**Given task**
Identify the lines bearing the string "للقطاع" and gather them.

**Provided records**
= = = =

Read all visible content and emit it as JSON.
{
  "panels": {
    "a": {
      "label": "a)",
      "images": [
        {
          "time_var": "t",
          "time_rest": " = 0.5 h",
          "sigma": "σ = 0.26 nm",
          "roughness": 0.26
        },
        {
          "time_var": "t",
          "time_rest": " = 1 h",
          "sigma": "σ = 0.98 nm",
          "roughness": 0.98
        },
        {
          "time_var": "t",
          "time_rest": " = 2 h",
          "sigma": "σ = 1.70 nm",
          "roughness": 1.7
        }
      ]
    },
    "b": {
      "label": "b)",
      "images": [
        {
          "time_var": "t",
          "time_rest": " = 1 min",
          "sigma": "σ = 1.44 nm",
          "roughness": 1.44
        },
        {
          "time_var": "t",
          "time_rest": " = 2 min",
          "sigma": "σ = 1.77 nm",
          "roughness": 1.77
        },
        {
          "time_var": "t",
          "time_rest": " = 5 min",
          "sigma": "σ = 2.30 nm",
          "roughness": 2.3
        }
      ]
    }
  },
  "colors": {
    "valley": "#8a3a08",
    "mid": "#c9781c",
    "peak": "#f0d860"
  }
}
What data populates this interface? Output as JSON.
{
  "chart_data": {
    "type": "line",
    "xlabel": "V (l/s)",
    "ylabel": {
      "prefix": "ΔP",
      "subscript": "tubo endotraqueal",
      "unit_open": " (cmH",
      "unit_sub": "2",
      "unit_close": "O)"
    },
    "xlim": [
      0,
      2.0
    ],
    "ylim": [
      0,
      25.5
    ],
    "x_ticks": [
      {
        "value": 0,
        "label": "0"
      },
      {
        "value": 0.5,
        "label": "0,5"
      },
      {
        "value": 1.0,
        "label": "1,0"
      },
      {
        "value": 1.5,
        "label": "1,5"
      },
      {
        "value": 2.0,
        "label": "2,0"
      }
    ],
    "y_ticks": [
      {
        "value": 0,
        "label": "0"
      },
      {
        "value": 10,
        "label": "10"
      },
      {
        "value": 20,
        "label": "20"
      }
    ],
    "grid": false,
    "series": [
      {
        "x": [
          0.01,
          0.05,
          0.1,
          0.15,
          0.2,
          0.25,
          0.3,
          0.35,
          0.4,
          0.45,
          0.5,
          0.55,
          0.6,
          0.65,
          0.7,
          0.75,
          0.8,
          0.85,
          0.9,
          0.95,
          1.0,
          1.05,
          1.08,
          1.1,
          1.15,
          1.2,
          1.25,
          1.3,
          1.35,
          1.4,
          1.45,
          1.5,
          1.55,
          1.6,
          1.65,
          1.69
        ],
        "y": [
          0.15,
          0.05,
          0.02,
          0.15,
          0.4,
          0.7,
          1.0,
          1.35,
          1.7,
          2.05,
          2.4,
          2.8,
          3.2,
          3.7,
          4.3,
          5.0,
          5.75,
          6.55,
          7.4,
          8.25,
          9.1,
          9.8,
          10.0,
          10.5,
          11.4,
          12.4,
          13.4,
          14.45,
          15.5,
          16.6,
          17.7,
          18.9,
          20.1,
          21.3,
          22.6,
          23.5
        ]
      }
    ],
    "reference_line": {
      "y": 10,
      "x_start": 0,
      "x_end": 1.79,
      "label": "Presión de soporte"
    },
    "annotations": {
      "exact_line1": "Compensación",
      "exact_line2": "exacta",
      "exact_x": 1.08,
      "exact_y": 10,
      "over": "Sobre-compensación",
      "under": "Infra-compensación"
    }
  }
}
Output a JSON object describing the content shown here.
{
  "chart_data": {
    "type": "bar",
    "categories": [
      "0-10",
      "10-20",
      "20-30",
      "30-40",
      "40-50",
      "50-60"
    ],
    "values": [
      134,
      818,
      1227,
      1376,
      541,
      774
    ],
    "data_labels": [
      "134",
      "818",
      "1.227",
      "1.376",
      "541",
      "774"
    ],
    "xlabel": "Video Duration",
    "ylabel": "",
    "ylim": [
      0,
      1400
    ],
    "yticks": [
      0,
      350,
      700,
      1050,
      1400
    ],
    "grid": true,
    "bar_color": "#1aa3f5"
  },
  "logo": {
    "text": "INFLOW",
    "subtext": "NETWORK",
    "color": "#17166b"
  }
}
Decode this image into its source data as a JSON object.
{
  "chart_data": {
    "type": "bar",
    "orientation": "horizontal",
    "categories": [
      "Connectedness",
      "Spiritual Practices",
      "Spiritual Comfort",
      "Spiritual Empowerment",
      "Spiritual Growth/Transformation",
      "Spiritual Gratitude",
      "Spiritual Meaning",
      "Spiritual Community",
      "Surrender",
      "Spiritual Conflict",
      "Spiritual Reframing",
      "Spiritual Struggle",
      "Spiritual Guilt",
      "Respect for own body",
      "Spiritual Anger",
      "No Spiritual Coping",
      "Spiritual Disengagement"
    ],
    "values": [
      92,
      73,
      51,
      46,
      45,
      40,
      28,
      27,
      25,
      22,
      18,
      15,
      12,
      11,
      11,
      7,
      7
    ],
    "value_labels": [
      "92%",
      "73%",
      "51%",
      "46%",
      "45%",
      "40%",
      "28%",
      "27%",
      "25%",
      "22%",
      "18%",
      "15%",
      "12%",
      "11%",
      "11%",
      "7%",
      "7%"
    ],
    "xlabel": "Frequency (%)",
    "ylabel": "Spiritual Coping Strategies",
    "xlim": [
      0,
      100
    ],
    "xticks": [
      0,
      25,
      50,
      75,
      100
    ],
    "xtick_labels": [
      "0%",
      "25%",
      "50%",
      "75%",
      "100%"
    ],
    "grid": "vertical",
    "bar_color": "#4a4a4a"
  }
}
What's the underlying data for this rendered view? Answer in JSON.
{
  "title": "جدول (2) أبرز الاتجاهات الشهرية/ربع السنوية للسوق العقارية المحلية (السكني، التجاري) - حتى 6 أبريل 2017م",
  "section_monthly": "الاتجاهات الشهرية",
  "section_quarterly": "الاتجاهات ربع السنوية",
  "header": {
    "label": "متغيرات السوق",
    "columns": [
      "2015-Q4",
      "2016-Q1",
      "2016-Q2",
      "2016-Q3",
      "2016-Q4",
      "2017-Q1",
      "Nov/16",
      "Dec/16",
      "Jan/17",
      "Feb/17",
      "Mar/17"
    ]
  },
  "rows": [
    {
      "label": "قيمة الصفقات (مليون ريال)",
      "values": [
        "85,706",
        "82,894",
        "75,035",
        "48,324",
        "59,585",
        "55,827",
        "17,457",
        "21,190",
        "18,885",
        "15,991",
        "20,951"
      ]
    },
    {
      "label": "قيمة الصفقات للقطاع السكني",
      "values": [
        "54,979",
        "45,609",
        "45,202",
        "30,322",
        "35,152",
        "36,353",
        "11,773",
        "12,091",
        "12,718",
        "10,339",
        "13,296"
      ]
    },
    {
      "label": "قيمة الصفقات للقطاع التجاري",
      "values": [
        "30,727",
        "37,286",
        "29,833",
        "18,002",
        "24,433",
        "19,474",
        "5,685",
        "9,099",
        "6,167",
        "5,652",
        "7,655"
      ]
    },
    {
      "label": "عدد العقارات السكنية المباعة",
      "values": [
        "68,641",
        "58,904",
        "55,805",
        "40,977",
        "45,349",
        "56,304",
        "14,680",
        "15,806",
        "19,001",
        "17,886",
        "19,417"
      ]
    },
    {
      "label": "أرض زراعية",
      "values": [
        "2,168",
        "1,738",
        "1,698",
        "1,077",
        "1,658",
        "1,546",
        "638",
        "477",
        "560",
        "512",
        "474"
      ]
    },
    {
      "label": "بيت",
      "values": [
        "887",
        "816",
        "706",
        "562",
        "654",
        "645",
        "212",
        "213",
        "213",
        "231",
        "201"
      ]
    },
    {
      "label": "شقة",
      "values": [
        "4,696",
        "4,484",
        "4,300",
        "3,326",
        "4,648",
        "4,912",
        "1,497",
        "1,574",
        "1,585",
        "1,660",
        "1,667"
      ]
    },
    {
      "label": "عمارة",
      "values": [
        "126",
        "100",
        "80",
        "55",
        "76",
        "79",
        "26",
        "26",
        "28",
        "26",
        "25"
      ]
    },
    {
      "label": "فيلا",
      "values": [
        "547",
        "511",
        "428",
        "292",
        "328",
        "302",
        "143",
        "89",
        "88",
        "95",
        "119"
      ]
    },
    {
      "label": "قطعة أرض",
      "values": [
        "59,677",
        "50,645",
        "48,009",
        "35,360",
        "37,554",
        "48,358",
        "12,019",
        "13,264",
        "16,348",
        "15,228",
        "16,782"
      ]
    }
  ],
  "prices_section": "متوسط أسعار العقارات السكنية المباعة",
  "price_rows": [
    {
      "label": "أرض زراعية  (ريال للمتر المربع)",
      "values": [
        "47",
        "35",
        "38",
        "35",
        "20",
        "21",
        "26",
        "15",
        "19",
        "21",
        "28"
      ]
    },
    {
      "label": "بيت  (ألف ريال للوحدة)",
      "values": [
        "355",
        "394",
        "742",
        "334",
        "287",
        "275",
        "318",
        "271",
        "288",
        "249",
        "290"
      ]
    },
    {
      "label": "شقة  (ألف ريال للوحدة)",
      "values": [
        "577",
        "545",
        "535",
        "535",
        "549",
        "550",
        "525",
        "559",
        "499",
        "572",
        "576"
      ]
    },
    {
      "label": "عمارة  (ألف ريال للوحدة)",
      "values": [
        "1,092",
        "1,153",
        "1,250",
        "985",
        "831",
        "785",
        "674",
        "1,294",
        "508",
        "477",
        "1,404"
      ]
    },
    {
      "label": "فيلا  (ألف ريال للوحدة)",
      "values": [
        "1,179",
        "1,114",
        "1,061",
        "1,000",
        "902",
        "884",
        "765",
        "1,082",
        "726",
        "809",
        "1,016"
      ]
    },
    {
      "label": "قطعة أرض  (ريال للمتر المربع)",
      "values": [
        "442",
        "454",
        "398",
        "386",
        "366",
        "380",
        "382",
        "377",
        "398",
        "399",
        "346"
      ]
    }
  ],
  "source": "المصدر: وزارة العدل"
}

= = = =

**Answer to this task**
      "label": "قيمة الصفقات للقطاع السكني",
      "label": "قيمة الصفقات للقطاع التجاري",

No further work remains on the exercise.